Required task
Reproduce all entries verbatim, with nothing added or dropped.

Excerpt from a dataset:
===============

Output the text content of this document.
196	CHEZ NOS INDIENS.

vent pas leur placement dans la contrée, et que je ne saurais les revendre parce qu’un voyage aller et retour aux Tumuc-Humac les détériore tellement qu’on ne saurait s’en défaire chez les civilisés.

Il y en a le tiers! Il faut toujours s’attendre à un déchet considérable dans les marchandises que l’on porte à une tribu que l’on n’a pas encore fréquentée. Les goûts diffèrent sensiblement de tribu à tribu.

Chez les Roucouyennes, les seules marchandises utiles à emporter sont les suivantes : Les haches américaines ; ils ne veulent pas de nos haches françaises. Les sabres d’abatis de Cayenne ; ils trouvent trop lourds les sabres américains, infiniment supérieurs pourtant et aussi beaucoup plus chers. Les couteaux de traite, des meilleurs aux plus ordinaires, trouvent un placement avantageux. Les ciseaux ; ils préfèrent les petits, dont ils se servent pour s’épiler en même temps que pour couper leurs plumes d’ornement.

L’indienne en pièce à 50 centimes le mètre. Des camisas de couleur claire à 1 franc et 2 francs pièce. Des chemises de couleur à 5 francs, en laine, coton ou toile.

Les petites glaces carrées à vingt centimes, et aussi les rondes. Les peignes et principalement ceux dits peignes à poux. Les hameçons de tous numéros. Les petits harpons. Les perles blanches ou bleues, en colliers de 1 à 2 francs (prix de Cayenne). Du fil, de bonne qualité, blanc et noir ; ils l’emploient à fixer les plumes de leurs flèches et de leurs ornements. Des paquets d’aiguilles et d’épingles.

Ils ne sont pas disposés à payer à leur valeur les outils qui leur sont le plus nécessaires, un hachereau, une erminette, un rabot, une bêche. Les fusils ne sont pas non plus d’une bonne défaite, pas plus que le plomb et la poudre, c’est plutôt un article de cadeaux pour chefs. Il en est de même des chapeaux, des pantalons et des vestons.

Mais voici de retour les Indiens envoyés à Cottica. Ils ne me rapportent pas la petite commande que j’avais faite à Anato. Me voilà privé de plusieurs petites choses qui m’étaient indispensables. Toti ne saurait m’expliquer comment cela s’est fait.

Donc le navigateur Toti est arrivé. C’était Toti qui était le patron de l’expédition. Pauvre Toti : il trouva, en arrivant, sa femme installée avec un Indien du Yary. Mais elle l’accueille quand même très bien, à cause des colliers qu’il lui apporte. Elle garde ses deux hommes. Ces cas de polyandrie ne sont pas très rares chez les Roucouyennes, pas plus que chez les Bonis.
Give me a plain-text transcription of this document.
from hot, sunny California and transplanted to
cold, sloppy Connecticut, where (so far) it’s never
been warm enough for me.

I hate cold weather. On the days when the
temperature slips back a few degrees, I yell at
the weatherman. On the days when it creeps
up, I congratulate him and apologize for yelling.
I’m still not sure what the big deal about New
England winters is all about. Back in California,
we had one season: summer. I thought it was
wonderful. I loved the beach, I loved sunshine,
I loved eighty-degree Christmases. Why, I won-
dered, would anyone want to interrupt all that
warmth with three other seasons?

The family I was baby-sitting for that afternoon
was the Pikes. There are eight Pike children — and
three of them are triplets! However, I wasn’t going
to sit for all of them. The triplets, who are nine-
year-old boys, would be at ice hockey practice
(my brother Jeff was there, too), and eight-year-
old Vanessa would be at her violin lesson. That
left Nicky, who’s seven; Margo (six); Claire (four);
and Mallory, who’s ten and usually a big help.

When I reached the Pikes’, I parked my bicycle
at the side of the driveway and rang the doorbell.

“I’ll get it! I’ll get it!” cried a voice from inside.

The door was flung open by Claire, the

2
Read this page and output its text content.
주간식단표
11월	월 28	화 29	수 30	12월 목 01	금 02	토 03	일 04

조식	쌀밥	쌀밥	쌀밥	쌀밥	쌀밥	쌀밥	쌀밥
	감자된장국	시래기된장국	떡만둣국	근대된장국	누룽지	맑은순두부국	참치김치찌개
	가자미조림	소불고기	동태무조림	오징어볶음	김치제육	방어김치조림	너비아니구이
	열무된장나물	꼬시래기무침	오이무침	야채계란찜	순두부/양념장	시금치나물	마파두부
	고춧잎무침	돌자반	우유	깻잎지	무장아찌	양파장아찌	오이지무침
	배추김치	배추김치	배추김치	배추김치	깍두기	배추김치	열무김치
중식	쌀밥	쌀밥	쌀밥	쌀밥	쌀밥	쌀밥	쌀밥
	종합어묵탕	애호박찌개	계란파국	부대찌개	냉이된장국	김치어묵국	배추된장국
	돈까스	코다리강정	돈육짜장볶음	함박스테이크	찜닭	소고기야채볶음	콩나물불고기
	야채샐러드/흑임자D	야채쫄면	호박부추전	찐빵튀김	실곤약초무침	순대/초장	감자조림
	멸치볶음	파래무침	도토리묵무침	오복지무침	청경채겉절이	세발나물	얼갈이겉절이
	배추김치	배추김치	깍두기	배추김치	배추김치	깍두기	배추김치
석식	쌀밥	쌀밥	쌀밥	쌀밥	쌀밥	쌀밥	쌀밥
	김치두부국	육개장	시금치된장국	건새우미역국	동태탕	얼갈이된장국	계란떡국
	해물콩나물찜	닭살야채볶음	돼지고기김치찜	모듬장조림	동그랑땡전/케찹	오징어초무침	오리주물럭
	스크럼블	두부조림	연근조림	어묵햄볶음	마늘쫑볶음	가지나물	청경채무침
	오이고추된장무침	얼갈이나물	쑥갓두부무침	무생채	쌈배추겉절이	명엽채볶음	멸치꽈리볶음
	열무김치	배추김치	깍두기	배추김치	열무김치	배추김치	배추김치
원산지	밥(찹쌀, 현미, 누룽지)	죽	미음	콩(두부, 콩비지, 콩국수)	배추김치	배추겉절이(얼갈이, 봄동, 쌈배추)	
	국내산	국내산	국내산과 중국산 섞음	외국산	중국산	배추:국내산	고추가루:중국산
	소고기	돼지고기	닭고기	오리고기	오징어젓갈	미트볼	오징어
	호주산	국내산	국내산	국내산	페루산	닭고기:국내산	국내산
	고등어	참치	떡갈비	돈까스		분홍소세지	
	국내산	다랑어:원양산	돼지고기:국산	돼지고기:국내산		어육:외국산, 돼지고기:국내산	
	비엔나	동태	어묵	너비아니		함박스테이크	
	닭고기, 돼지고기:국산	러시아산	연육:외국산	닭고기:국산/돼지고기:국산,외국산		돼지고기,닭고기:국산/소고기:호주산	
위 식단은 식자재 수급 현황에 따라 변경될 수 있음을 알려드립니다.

===============

Response to the exercise
Output the text content of this document.
196	CHEZ NOS INDIENS.

vent pas leur placement dans la contrée, et que je ne saurais les revendre parce qu’un voyage aller et retour aux Tumuc-Humac les détériore tellement qu’on ne saurait s’en défaire chez les civilisés.

Il y en a le tiers! Il faut toujours s’attendre à un déchet considérable dans les marchandises que l’on porte à une tribu que l’on n’a pas encore fréquentée. Les goûts diffèrent sensiblement de tribu à tribu.

Chez les Roucouyennes, les seules marchandises utiles à emporter sont les suivantes : Les haches américaines ; ils ne veulent pas de nos haches françaises. Les sabres d’abatis de Cayenne ; ils trouvent trop lourds les sabres américains, infiniment supérieurs pourtant et aussi beaucoup plus chers. Les couteaux de traite, des meilleurs aux plus ordinaires, trouvent un placement avantageux. Les ciseaux ; ils préfèrent les petits, dont ils se servent pour s’épiler en même temps que pour couper leurs plumes d’ornement.

L’indienne en pièce à 50 centimes le mètre. Des camisas de couleur claire à 1 franc et 2 francs pièce. Des chemises de couleur à 5 francs, en laine, coton ou toile.

Les petites glaces carrées à vingt centimes, et aussi les rondes. Les peignes et principalement ceux dits peignes à poux. Les hameçons de tous numéros. Les petits harpons. Les perles blanches ou bleues, en colliers de 1 à 2 francs (prix de Cayenne). Du fil, de bonne qualité, blanc et noir ; ils l’emploient à fixer les plumes de leurs flèches et de leurs ornements. Des paquets d’aiguilles et d’épingles.

Ils ne sont pas disposés à payer à leur valeur les outils qui leur sont le plus nécessaires, un hachereau, une erminette, un rabot, une bêche. Les fusils ne sont pas non plus d’une bonne défaite, pas plus que le plomb et la poudre, c’est plutôt un article de cadeaux pour chefs. Il en est de même des chapeaux, des pantalons et des vestons.

Mais voici de retour les Indiens envoyés à Cottica. Ils ne me rapportent pas la petite commande que j’avais faite à Anato. Me voilà privé de plusieurs petites choses qui m’étaient indispensables. Toti ne saurait m’expliquer comment cela s’est fait.

Donc le navigateur Toti est arrivé. C’était Toti qui était le patron de l’expédition. Pauvre Toti : il trouva, en arrivant, sa femme installée avec un Indien du Yary. Mais elle l’accueille quand même très bien, à cause des colliers qu’il lui apporte. Elle garde ses deux hommes. Ces cas de polyandrie ne sont pas très rares chez les Roucouyennes, pas plus que chez les Bonis.
Give me a plain-text transcription of this document.
from hot, sunny California and transplanted to
cold, sloppy Connecticut, where (so far) it’s never
been warm enough for me.

I hate cold weather. On the days when the
temperature slips back a few degrees, I yell at
the weatherman. On the days when it creeps
up, I congratulate him and apologize for yelling.
I’m still not sure what the big deal about New
England winters is all about. Back in California,
we had one season: summer. I thought it was
wonderful. I loved the beach, I loved sunshine,
I loved eighty-degree Christmases. Why, I won-
dered, would anyone want to interrupt all that
warmth with three other seasons?

The family I was baby-sitting for that afternoon
was the Pikes. There are eight Pike children — and
three of them are triplets! However, I wasn’t going
to sit for all of them. The triplets, who are nine-
year-old boys, would be at ice hockey practice
(my brother Jeff was there, too), and eight-year-
old Vanessa would be at her violin lesson. That
left Nicky, who’s seven; Margo (six); Claire (four);
and Mallory, who’s ten and usually a big help.

When I reached the Pikes’, I parked my bicycle
at the side of the driveway and rang the doorbell.

“I’ll get it! I’ll get it!” cried a voice from inside.

The door was flung open by Claire, the

2
Read this page and output its text content.
주간식단표
11월	월 28	화 29	수 30	12월 목 01	금 02	토 03	일 04

조식	쌀밥	쌀밥	쌀밥	쌀밥	쌀밥	쌀밥	쌀밥
	감자된장국	시래기된장국	떡만둣국	근대된장국	누룽지	맑은순두부국	참치김치찌개
	가자미조림	소불고기	동태무조림	오징어볶음	김치제육	방어김치조림	너비아니구이
	열무된장나물	꼬시래기무침	오이무침	야채계란찜	순두부/양념장	시금치나물	마파두부
	고춧잎무침	돌자반	우유	깻잎지	무장아찌	양파장아찌	오이지무침
	배추김치	배추김치	배추김치	배추김치	깍두기	배추김치	열무김치
중식	쌀밥	쌀밥	쌀밥	쌀밥	쌀밥	쌀밥	쌀밥
	종합어묵탕	애호박찌개	계란파국	부대찌개	냉이된장국	김치어묵국	배추된장국
	돈까스	코다리강정	돈육짜장볶음	함박스테이크	찜닭	소고기야채볶음	콩나물불고기
	야채샐러드/흑임자D	야채쫄면	호박부추전	찐빵튀김	실곤약초무침	순대/초장	감자조림
	멸치볶음	파래무침	도토리묵무침	오복지무침	청경채겉절이	세발나물	얼갈이겉절이
	배추김치	배추김치	깍두기	배추김치	배추김치	깍두기	배추김치
석식	쌀밥	쌀밥	쌀밥	쌀밥	쌀밥	쌀밥	쌀밥
	김치두부국	육개장	시금치된장국	건새우미역국	동태탕	얼갈이된장국	계란떡국
	해물콩나물찜	닭살야채볶음	돼지고기김치찜	모듬장조림	동그랑땡전/케찹	오징어초무침	오리주물럭
	스크럼블	두부조림	연근조림	어묵햄볶음	마늘쫑볶음	가지나물	청경채무침
	오이고추된장무침	얼갈이나물	쑥갓두부무침	무생채	쌈배추겉절이	명엽채볶음	멸치꽈리볶음
	열무김치	배추김치	깍두기	배추김치	열무김치	배추김치	배추김치
원산지	밥(찹쌀, 현미, 누룽지)	죽	미음	콩(두부, 콩비지, 콩국수)	배추김치	배추겉절이(얼갈이, 봄동, 쌈배추)	
	국내산	국내산	국내산과 중국산 섞음	외국산	중국산	배추:국내산	고추가루:중국산
	소고기	돼지고기	닭고기	오리고기	오징어젓갈	미트볼	오징어
	호주산	국내산	국내산	국내산	페루산	닭고기:국내산	국내산
	고등어	참치	떡갈비	돈까스		분홍소세지	
	국내산	다랑어:원양산	돼지고기:국산	돼지고기:국내산		어육:외국산, 돼지고기:국내산	
	비엔나	동태	어묵	너비아니		함박스테이크	
	닭고기, 돼지고기:국산	러시아산	연육:외국산	닭고기:국산/돼지고기:국산,외국산		돼지고기,닭고기:국산/소고기:호주산	
위 식단은 식자재 수급 현황에 따라 변경될 수 있음을 알려드립니다.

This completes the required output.